Begin Excerpted data
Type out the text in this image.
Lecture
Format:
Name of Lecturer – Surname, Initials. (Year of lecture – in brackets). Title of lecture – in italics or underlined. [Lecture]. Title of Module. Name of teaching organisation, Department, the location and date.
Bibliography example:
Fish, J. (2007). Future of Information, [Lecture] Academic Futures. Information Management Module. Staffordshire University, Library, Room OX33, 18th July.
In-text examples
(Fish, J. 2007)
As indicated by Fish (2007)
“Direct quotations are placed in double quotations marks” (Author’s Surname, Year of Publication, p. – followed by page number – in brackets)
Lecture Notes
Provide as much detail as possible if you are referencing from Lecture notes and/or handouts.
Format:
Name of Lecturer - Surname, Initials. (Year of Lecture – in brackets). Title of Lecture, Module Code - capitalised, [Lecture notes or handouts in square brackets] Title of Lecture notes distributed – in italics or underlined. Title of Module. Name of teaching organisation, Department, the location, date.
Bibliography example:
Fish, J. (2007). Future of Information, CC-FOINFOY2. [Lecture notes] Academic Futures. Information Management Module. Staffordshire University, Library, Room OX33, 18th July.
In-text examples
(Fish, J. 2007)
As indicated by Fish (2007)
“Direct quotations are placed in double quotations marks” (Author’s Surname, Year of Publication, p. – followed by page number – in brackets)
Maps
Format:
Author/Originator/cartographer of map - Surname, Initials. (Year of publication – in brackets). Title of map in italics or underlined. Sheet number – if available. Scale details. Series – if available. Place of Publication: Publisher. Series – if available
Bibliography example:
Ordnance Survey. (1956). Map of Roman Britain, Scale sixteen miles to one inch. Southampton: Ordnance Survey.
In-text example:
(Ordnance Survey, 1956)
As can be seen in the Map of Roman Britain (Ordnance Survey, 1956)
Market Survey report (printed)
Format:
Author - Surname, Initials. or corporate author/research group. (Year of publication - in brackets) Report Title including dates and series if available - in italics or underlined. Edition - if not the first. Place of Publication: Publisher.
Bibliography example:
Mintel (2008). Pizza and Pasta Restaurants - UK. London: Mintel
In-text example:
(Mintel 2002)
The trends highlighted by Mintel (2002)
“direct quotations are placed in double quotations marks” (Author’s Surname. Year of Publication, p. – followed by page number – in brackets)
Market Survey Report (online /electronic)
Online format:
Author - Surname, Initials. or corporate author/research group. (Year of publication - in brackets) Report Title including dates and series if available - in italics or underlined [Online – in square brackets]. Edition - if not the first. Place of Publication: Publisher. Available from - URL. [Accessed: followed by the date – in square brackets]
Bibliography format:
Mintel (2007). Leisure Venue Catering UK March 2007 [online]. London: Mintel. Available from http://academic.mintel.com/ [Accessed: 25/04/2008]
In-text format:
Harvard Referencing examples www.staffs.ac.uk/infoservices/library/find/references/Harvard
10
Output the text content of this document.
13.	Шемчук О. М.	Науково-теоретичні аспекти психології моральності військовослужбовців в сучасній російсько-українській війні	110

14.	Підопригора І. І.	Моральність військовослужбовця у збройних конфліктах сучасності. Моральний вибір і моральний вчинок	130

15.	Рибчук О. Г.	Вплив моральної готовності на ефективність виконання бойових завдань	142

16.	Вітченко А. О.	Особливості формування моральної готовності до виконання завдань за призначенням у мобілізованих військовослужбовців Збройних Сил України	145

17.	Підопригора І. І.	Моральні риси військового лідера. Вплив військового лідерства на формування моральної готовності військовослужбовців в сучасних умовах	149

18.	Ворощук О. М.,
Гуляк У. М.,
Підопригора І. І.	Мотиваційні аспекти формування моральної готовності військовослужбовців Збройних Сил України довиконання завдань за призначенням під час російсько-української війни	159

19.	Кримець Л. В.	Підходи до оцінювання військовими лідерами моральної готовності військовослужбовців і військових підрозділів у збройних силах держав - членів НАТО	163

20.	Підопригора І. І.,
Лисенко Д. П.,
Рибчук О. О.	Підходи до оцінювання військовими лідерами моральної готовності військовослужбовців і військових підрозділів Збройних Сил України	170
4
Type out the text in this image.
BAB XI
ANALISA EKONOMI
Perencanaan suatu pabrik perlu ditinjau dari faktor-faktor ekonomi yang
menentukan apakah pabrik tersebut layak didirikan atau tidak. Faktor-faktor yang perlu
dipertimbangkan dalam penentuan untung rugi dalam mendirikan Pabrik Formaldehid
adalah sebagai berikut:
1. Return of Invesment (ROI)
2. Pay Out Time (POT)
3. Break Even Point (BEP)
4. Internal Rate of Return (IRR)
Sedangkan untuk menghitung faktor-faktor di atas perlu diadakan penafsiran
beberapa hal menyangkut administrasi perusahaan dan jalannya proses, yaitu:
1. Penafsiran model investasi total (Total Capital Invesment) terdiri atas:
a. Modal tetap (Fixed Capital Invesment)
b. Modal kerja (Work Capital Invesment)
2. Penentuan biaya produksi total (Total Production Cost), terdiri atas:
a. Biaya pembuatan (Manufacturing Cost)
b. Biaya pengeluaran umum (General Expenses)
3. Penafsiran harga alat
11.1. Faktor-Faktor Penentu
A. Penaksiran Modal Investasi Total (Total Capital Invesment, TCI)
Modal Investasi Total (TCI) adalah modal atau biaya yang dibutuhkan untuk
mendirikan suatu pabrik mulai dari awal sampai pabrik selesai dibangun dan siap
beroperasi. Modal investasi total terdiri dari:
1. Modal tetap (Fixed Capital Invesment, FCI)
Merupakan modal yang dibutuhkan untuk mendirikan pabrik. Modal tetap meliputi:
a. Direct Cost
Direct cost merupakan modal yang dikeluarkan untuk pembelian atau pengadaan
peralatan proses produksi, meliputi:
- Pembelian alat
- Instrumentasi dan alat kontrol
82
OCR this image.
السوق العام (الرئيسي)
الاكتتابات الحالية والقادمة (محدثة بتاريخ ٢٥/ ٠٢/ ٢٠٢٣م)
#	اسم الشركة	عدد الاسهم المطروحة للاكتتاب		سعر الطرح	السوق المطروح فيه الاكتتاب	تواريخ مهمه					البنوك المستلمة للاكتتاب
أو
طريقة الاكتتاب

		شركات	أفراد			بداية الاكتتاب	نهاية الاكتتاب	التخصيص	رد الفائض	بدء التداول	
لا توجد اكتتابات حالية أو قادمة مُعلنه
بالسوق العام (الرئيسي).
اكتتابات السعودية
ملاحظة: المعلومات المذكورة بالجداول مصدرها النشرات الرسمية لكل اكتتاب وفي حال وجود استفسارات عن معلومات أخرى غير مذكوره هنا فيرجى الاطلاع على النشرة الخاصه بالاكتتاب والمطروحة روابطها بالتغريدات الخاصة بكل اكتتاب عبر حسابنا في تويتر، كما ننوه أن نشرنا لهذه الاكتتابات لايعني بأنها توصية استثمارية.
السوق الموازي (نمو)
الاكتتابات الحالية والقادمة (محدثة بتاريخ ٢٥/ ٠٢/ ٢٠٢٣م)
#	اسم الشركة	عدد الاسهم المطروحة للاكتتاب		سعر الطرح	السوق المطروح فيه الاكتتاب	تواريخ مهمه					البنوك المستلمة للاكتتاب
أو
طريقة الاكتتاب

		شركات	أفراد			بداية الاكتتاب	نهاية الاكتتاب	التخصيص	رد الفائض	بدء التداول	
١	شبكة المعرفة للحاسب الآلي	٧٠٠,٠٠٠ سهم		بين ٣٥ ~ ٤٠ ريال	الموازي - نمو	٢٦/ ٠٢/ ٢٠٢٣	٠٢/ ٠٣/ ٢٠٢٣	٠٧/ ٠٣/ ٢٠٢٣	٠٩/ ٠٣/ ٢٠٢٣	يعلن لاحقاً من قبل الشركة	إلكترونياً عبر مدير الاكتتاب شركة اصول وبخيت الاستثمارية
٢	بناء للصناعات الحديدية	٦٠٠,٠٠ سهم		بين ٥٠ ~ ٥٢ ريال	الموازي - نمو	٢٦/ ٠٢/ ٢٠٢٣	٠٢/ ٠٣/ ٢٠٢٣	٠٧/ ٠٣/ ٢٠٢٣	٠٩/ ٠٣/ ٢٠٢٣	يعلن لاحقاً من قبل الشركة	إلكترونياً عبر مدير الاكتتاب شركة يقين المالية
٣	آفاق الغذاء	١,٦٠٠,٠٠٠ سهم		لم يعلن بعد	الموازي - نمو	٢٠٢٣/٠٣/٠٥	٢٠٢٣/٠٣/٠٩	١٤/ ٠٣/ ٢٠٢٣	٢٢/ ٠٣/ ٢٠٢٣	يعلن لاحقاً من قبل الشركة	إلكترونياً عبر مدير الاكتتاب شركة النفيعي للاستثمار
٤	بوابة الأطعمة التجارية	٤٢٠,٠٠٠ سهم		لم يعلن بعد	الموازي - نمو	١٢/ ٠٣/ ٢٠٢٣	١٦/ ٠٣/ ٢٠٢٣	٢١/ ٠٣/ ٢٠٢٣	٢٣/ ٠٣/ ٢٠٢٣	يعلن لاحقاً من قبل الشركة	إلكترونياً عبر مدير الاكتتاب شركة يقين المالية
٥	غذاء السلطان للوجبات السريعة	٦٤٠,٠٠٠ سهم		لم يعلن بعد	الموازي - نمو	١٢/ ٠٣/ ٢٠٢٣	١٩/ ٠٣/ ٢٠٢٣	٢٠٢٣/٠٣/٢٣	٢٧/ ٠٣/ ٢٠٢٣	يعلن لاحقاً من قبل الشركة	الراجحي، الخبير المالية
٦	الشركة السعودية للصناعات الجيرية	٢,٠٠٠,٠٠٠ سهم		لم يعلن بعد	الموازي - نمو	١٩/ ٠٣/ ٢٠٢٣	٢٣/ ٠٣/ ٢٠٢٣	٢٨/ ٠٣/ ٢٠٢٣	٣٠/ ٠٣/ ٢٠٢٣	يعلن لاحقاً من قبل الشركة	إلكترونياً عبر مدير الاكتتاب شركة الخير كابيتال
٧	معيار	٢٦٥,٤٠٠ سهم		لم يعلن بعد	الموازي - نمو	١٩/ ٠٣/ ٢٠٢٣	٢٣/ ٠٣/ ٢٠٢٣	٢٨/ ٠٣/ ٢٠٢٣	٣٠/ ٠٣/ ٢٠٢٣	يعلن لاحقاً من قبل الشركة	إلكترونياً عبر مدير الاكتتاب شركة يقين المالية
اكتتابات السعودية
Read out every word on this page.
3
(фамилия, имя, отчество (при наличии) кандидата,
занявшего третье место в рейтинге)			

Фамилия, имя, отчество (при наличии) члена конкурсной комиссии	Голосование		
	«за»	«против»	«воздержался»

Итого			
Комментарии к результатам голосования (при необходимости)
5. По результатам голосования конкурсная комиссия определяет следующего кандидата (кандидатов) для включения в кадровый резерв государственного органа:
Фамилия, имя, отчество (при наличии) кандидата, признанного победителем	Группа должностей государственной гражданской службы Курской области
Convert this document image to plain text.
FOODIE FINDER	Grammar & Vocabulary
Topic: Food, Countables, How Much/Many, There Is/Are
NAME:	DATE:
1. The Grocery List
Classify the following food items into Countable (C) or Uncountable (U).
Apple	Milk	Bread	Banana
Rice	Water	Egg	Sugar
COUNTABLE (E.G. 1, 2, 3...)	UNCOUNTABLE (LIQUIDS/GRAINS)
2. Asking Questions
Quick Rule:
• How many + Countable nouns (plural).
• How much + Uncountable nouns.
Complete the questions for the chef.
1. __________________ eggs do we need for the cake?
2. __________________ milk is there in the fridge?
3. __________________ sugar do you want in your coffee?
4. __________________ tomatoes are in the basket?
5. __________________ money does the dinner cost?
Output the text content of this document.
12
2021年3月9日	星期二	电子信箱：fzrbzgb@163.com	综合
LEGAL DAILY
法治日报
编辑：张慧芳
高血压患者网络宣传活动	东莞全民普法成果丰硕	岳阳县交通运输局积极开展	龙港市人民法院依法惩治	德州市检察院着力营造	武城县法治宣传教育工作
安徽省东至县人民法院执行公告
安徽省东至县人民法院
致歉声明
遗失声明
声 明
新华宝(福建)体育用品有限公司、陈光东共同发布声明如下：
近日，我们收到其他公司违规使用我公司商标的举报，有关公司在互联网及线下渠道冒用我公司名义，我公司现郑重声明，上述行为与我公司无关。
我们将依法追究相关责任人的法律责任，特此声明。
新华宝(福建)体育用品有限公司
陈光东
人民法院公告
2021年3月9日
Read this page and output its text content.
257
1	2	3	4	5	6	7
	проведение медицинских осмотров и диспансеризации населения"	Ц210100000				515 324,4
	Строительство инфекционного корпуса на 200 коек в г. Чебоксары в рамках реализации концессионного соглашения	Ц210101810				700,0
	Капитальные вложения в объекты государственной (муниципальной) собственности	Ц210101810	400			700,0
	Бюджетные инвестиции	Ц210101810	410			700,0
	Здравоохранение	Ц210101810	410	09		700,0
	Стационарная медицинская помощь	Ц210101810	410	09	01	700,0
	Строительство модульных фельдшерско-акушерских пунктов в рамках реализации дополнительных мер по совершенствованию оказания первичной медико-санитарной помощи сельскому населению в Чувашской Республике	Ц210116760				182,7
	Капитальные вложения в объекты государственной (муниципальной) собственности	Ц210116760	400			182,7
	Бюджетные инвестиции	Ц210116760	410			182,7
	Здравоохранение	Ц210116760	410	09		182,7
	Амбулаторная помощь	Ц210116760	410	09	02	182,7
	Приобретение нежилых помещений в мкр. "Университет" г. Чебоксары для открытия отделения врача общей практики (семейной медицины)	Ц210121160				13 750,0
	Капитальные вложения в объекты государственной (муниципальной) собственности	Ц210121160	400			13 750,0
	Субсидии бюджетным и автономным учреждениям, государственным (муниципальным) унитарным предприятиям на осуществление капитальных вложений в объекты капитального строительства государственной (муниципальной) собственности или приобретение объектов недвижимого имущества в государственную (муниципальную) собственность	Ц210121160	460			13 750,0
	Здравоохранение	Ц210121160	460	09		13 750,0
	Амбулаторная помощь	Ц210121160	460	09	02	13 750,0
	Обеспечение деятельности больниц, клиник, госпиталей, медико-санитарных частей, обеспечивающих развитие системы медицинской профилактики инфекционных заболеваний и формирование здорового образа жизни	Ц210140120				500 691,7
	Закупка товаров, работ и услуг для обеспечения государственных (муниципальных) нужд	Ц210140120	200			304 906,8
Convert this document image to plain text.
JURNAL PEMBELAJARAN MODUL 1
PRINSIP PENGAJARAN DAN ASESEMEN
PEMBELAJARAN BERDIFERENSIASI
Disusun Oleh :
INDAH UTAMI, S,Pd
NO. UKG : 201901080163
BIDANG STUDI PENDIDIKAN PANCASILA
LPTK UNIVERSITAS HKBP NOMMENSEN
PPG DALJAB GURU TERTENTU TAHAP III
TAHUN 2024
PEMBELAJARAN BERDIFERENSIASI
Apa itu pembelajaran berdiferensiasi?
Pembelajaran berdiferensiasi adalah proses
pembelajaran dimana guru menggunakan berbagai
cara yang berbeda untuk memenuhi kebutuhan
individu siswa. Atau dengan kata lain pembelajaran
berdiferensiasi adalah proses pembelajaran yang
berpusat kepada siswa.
End Excerpted data
Description of the task:
Every line that holds the string "July" should be returned.

Solution for this exercise:
Fish, J. (2007). Future of Information, [Lecture] Academic Futures. Information Management Module. Staffordshire University, Library, Room OX33, 18th July.
Fish, J. (2007). Future of Information, CC-FOINFOY2. [Lecture notes] Academic Futures. Information Management Module. Staffordshire University, Library, Room OX33, 18th July.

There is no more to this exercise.